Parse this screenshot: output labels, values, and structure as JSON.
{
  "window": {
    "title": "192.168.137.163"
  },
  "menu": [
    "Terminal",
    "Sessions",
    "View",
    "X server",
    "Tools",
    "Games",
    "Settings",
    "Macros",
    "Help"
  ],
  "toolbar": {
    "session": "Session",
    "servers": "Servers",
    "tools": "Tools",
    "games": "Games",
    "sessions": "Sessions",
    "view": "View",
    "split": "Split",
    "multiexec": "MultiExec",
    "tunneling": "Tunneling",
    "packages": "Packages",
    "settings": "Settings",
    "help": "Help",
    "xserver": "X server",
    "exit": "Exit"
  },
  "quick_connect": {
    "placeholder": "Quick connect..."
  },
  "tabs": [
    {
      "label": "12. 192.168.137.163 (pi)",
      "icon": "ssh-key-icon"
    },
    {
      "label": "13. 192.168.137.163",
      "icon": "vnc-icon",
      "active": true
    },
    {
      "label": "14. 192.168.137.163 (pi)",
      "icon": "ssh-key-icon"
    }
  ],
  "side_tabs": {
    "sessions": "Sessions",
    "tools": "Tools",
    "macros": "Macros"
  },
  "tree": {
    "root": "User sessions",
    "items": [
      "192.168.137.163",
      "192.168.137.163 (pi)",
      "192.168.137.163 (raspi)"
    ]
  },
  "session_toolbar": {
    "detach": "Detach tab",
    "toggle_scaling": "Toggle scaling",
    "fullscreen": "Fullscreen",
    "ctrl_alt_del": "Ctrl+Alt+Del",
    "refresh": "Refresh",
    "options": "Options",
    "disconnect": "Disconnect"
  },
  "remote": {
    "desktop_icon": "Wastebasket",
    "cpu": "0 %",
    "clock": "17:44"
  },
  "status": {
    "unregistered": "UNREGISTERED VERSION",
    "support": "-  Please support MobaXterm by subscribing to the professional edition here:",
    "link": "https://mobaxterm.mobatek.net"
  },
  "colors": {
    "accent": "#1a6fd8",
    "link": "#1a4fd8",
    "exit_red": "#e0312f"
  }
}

-------

## The problem
Repeat all of the records above exactly as they appear.

## Result of the exercise
Parse this screenshot: output labels, values, and structure as JSON.
{
  "window": {
    "title": "192.168.137.163"
  },
  "menu": [
    "Terminal",
    "Sessions",
    "View",
    "X server",
    "Tools",
    "Games",
    "Settings",
    "Macros",
    "Help"
  ],
  "toolbar": {
    "session": "Session",
    "servers": "Servers",
    "tools": "Tools",
    "games": "Games",
    "sessions": "Sessions",
    "view": "View",
    "split": "Split",
    "multiexec": "MultiExec",
    "tunneling": "Tunneling",
    "packages": "Packages",
    "settings": "Settings",
    "help": "Help",
    "xserver": "X server",
    "exit": "Exit"
  },
  "quick_connect": {
    "placeholder": "Quick connect..."
  },
  "tabs": [
    {
      "label": "12. 192.168.137.163 (pi)",
      "icon": "ssh-key-icon"
    },
    {
      "label": "13. 192.168.137.163",
      "icon": "vnc-icon",
      "active": true
    },
    {
      "label": "14. 192.168.137.163 (pi)",
      "icon": "ssh-key-icon"
    }
  ],
  "side_tabs": {
    "sessions": "Sessions",
    "tools": "Tools",
    "macros": "Macros"
  },
  "tree": {
    "root": "User sessions",
    "items": [
      "192.168.137.163",
      "192.168.137.163 (pi)",
      "192.168.137.163 (raspi)"
    ]
  },
  "session_toolbar": {
    "detach": "Detach tab",
    "toggle_scaling": "Toggle scaling",
    "fullscreen": "Fullscreen",
    "ctrl_alt_del": "Ctrl+Alt+Del",
    "refresh": "Refresh",
    "options": "Options",
    "disconnect": "Disconnect"
  },
  "remote": {
    "desktop_icon": "Wastebasket",
    "cpu": "0 %",
    "clock": "17:44"
  },
  "status": {
    "unregistered": "UNREGISTERED VERSION",
    "support": "-  Please support MobaXterm by subscribing to the professional edition here:",
    "link": "https://mobaxterm.mobatek.net"
  },
  "colors": {
    "accent": "#1a6fd8",
    "link": "#1a4fd8",
    "exit_red": "#e0312f"
  }
}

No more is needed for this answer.